GIVEN EXERCISE: Extract each line bearing the word "Caravaggio".

--- start of GIVEN RECORDS ---

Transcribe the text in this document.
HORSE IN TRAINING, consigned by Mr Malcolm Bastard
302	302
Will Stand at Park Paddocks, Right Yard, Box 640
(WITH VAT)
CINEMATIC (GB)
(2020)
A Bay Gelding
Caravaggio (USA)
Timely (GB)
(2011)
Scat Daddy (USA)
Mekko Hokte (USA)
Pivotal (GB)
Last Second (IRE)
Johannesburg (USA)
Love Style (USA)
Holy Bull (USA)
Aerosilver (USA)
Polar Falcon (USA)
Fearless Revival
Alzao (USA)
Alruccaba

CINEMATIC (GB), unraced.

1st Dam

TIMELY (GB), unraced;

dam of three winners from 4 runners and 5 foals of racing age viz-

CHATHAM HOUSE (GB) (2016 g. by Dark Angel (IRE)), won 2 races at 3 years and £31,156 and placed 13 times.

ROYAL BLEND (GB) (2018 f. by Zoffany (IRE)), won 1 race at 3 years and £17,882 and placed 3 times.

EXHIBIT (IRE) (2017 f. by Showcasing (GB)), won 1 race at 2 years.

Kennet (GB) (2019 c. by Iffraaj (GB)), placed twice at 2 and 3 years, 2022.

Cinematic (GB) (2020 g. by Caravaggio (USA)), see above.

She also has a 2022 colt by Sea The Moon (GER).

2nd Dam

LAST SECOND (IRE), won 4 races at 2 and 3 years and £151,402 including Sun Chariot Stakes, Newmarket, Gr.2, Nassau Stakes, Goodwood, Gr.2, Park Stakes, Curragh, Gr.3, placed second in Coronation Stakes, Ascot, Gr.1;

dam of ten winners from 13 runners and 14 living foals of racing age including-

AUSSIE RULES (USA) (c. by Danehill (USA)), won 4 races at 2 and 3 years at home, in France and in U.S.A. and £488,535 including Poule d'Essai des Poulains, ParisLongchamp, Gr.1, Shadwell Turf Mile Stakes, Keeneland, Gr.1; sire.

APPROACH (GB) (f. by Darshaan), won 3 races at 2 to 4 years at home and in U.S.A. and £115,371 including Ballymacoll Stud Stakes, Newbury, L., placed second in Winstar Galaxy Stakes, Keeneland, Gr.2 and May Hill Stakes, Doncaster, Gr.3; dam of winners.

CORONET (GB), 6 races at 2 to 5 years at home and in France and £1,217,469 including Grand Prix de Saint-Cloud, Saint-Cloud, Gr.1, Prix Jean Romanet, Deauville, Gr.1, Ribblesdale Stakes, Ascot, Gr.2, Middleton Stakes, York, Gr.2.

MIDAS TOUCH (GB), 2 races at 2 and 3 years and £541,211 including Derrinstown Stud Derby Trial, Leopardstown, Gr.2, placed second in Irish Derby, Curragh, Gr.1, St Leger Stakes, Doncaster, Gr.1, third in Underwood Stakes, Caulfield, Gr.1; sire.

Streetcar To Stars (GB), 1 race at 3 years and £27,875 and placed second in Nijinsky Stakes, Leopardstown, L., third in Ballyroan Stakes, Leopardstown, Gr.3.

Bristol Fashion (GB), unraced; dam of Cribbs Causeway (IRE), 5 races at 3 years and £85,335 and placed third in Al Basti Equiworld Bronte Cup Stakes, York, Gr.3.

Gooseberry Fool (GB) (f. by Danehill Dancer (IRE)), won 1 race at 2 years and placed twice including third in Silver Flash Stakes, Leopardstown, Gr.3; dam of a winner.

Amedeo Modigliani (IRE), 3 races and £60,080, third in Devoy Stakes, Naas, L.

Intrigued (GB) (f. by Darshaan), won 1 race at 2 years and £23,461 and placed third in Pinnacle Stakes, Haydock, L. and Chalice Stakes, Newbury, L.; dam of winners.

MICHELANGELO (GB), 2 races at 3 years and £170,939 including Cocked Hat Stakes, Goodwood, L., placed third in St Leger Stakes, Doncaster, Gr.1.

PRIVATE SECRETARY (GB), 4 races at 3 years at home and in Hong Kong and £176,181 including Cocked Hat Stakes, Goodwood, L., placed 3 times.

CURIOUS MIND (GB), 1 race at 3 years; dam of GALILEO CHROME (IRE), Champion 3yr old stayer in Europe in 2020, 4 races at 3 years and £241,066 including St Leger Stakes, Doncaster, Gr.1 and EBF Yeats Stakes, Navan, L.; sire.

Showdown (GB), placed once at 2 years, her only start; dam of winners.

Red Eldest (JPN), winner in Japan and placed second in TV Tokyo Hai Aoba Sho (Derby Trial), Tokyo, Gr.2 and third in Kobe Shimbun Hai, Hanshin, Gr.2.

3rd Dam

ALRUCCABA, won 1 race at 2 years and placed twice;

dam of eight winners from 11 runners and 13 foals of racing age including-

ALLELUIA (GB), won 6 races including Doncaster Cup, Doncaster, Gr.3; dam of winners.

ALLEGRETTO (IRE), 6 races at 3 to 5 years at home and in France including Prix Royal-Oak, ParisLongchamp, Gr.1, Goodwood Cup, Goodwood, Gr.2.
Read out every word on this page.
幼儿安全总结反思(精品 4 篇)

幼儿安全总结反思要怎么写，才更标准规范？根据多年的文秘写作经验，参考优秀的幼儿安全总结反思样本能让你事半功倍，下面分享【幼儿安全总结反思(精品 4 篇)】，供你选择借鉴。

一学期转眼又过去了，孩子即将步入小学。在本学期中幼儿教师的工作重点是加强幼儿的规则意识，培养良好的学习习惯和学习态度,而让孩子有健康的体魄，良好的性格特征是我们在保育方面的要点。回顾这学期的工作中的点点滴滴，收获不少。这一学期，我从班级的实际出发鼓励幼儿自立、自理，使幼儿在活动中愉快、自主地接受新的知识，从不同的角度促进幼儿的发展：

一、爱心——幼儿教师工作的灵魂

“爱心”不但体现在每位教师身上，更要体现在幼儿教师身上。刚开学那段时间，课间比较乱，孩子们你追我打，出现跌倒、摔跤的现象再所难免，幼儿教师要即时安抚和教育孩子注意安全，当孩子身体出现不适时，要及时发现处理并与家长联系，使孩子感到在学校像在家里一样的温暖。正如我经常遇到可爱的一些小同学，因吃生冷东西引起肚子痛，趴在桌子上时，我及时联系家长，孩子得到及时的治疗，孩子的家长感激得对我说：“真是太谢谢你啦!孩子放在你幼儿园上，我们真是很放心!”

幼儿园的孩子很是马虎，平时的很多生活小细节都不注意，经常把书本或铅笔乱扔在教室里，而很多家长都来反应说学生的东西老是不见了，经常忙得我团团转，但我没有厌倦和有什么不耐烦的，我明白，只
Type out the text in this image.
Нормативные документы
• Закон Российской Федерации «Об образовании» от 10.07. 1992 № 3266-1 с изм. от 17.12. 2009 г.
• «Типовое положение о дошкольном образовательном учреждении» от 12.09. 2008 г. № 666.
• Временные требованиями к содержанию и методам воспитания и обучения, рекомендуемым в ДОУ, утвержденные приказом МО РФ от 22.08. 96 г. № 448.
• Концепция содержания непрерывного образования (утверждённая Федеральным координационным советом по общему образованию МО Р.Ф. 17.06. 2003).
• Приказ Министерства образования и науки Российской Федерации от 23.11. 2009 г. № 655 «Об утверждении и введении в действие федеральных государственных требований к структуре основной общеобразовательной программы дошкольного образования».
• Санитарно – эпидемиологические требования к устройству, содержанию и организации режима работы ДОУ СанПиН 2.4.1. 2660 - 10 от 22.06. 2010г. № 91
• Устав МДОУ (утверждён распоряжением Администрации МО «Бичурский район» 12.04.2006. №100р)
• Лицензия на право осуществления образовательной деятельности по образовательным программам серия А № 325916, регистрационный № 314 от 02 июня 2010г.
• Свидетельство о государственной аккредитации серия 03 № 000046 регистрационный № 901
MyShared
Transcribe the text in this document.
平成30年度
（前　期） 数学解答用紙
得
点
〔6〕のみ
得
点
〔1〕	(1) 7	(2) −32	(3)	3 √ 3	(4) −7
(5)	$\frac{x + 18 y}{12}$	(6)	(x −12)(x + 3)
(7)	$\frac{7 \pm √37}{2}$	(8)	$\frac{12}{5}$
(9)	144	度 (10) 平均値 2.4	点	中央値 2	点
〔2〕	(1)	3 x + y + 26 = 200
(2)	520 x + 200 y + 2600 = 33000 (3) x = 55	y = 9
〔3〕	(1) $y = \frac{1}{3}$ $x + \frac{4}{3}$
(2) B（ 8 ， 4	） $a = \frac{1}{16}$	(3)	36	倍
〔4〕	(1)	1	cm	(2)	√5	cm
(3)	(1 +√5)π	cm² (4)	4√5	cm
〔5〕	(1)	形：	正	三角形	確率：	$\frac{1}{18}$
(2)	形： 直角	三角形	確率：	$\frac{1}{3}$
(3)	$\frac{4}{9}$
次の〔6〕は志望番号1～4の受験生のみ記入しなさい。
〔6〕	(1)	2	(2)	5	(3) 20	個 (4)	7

--- end of GIVEN RECORDS ---

EXPECTED ANSWER:
Caravaggio (USA)
Cinematic (GB) (2020 g. by Caravaggio (USA)), see above.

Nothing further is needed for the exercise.